The Self-Destruction Of CM Punk In AEW | Wrestling Timelines

November 17, 2021 - Country Roads

Hangman Page
AEW

At the end of the Dynamite and Rampage taping, CM Punk and Hangman Page send the crowd home happy with a duet of John Denver’s Take Me Home, Country Roads. Punk is getting along with seemingly everybody. He has effectively harnessed his prickly brilliance on a purely fictional basis.

January 24, 2022 - A Budding Bromance

CM Punk AEW Dynamite
AEW.com

CM Punk tweets the following: “@theAdamPage got any chaps I can borrow?”

If you’re the sort of chronically online fan that becomes invested in this sort of thing, you’d think CM Punk and Hangman Page were now good friends. It should be noted here that Punk is or should be fully aware that Page is close with Cabana - and it does not stop him from these friendly displays of online banter.

March 6, 2022 - “I’m A Snake, Old Man”

CM Punk MJF
AEW

CM Punk has spent the preceding months assisting in the scripting of and performing in one of the very best pro wrestling rivalries of the 21st century.

His feud with MJF begins when the young heel extends an offer of a handshake. Punk turns it down with a smug shake of the head, deeming it a novice mind game.

**EXERCISE PROMPT**: Write the next part of the CM Punk timeline, starting after its final sentence. The listing that comes after this timeline is separate material.

**STORED DATA**:
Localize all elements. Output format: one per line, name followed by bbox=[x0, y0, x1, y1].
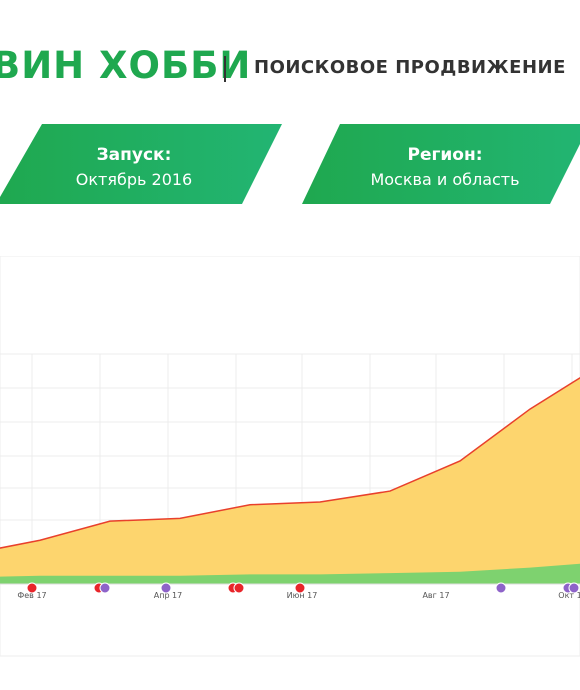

**TASK ANSWER**:
He does not know how much this devastates MJF, who in his teen years idolised, with pictorial evidence, CM Punk. MJF is so cowardly in the story that it necessitates a Dog Collar stipulation - “Will you be my Valentine?” Punk asks, in one of the most poetic promos ever - but MJF reveals, on the eve of the match, that he suffers from ADHD. MJF needed fellow Roddy Piper acolyte Punk as an escapist sanctuary from the bullying and antisemitic abuse he survived in his youth. He sees Punk as his like-minded friend and hero, not competition. To manipulate this to his advantage would be beyond the pale, even for MJF.

MJF manipulates this to his advantage.

He reveals that he is a snake, old man, in an incredible ROH callback, luring Punk into a Pinnacle butchering. The Revolution match is gruesome pro wrestling violence on a box office scale, quintessentially AEW, and the story that tells itself in secret is so captivating that Revolution draws a staggering 175,000 buys - second only to All Out ‘21 at the time.

CM Punk Vs. MJF is widely credited with the buy amount. The show is headlined by World Champion Hangman Page successfully defending against Adam Cole, but that story, barely remembered now, fails to capture the imagination of the public to anywhere near the same level.

The old CM Punk returns again in one of the greatest stories in pro wrestling history. The feud is incredible, seminal even, and it does not reflect well on Hangman Page; if there is even a choice for Tony Khan to make, ahead of the next PPV main event, it becomes decidedly less difficult.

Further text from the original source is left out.